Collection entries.
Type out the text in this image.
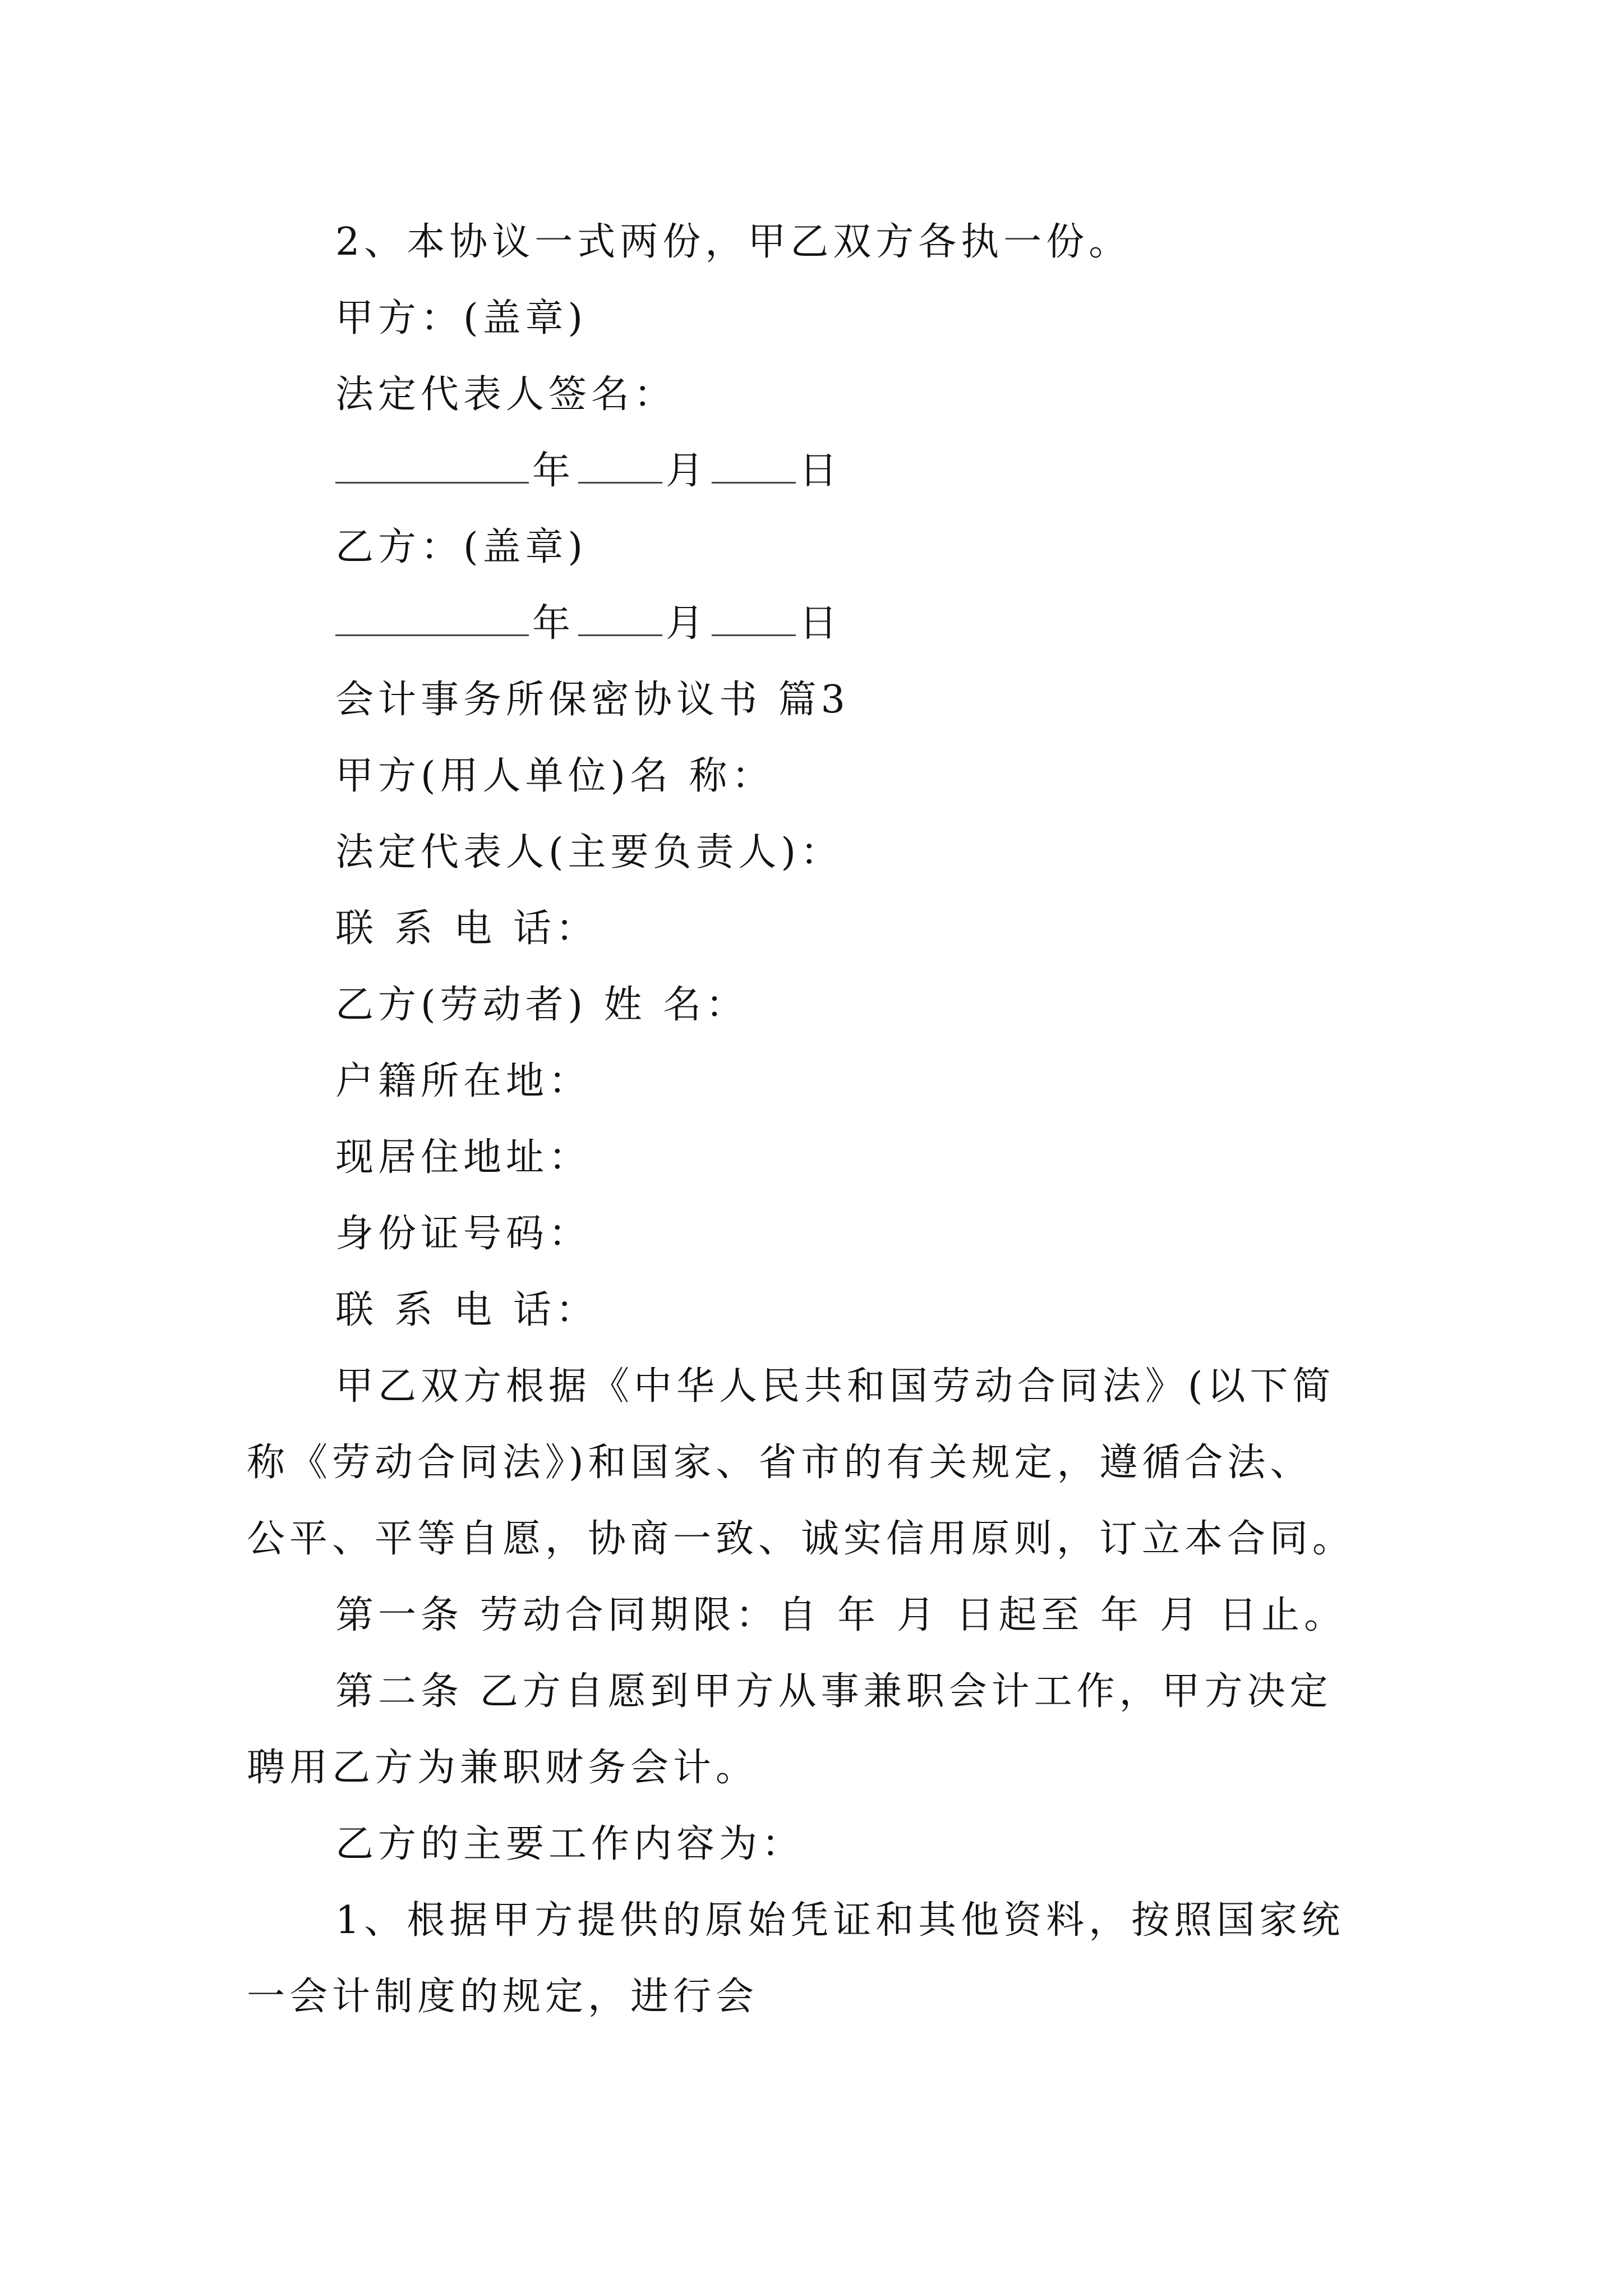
2、本协议一式两份，甲乙双方各执一份。
甲方：(盖章)
法定代表人签名：
年 月 日
乙方：(盖章)
年 月 日
会计事务所保密协议书 篇3
甲方(用人单位)名 称：
法定代表人(主要负责人)：
联 系 电 话：
乙方(劳动者) 姓 名：
户籍所在地：
现居住地址：
身份证号码：
联 系 电 话：
甲乙双方根据《中华人民共和国劳动合同法》(以下简
称《劳动合同法》)和国家、省市的有关规定，遵循合法、
公平、平等自愿，协商一致、诚实信用原则，订立本合同。
第一条 劳动合同期限：自 年 月 日起至 年 月 日止。
第二条 乙方自愿到甲方从事兼职会计工作，甲方决定
聘用乙方为兼职财务会计。
乙方的主要工作内容为：
1、根据甲方提供的原始凭证和其他资料，按照国家统
一会计制度的规定，进行会
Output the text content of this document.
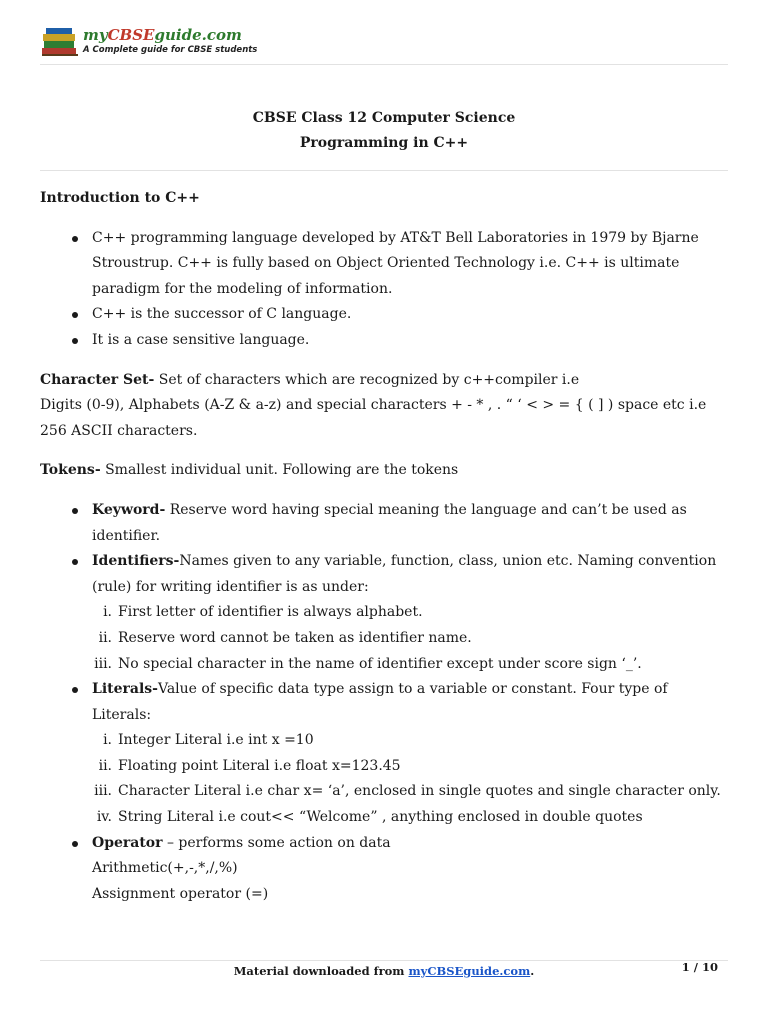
myCBSEguide.com
A Complete guide for CBSE students
CBSE Class 12 Computer Science
Programming in C++

Introduction to C++

C++ programming language developed by AT&T Bell Laboratories in 1979 by Bjarne Stroustrup. C++ is fully based on Object Oriented Technology i.e. C++ is ultimate paradigm for the modeling of information.
C++ is the successor of C language.
It is a case sensitive language.

Character Set- Set of characters which are recognized by c++compiler i.e

Digits (0-9), Alphabets (A-Z & a-z) and special characters + - * , . “ ‘ < > = { ( ] ) space etc i.e 256 ASCII characters.

Tokens- Smallest individual unit. Following are the tokens

Keyword- Reserve word having special meaning the language and can’t be used as identifier.
Identifiers-Names given to any variable, function, class, union etc. Naming convention (rule) for writing identifier is as under:
i. First letter of identifier is always alphabet.
ii. Reserve word cannot be taken as identifier name.
iii. No special character in the name of identifier except under score sign ‘_’.
Literals-Value of specific data type assign to a variable or constant. Four type of Literals:
i. Integer Literal i.e int x =10
ii. Floating point Literal i.e float x=123.45
iii. Character Literal i.e char x= ‘a’, enclosed in single quotes and single character only.
iv. String Literal i.e cout<< “Welcome” , anything enclosed in double quotes
Operator – performs some action on data
Arithmetic(+,-,*,/,%)
Assignment operator (=)
Material downloaded from myCBSEguide.com.	1 / 10
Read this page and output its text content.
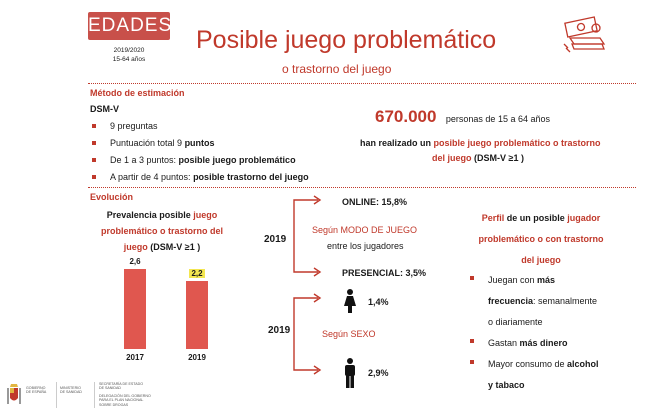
EDADES
2019/2020
15-64 años
Posible juego problemático
o trastorno del juego
Método de estimación
DSM-V
9 preguntas
Puntuación total 9 puntos
De 1 a 3 puntos: posible juego problemático
A partir de 4 puntos: posible trastorno del juego
670.000 personas de 15 a 64 años
han realizado un posible juego problemático o trastorno
del juego (DSM-V ≥1 )
Evolución
Prevalencia posible juego
problemático o trastorno del
juego (DSM-V ≥1 )
2,6
2017
2,2
2019
2019
ONLINE: 15,8%
Según MODO DE JUEGO
entre los jugadores
PRESENCIAL: 3,5%
2019
1,4%
Según SEXO
2,9%
Perfil de un posible jugador
problemático o con trastorno
del juego
Juegan con más
frecuencia: semanalmente
o diariamente
Gastan más dinero
Mayor consumo de alcohol
y tabaco
GOBIERNO
DE ESPAÑA
MINISTERIO
DE SANIDAD
SECRETARÍA DE ESTADO
DE SANIDAD
DELEGACIÓN DEL GOBIERNO
PARA EL PLAN NACIONAL
SOBRE DROGAS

Stated problem.
Find every line that holds "data" and copy it.

Exercise result.
Literals-Value of specific data type assign to a variable or constant. Four type of Literals:
Operator – performs some action on data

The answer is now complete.